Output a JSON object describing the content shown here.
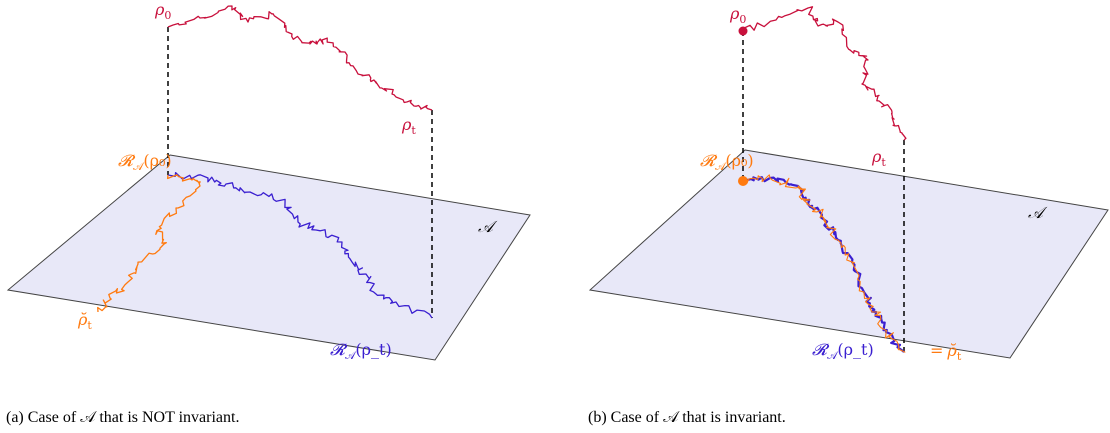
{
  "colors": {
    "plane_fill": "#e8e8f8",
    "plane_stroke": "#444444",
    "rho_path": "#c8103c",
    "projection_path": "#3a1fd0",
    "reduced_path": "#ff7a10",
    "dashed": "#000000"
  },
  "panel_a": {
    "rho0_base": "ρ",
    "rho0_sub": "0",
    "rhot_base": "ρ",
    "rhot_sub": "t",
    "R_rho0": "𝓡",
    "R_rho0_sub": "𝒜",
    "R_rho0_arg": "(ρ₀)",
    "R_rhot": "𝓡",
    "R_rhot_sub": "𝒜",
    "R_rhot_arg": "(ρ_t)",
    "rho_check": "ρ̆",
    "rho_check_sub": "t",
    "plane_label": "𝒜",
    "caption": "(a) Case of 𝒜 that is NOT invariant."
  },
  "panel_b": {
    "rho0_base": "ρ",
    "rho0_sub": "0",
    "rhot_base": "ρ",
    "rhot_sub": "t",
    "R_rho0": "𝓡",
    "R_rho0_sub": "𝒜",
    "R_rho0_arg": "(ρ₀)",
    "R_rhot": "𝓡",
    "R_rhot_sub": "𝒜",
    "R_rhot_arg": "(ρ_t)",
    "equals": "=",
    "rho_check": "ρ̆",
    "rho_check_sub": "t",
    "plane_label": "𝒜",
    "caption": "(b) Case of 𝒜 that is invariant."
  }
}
· · ·
Problem requirements: Pull out each line of the records holding the string "caption".

Full solution:
    "caption": "(a) Case of 𝒜 that is NOT invariant."
    "caption": "(b) Case of 𝒜 that is invariant."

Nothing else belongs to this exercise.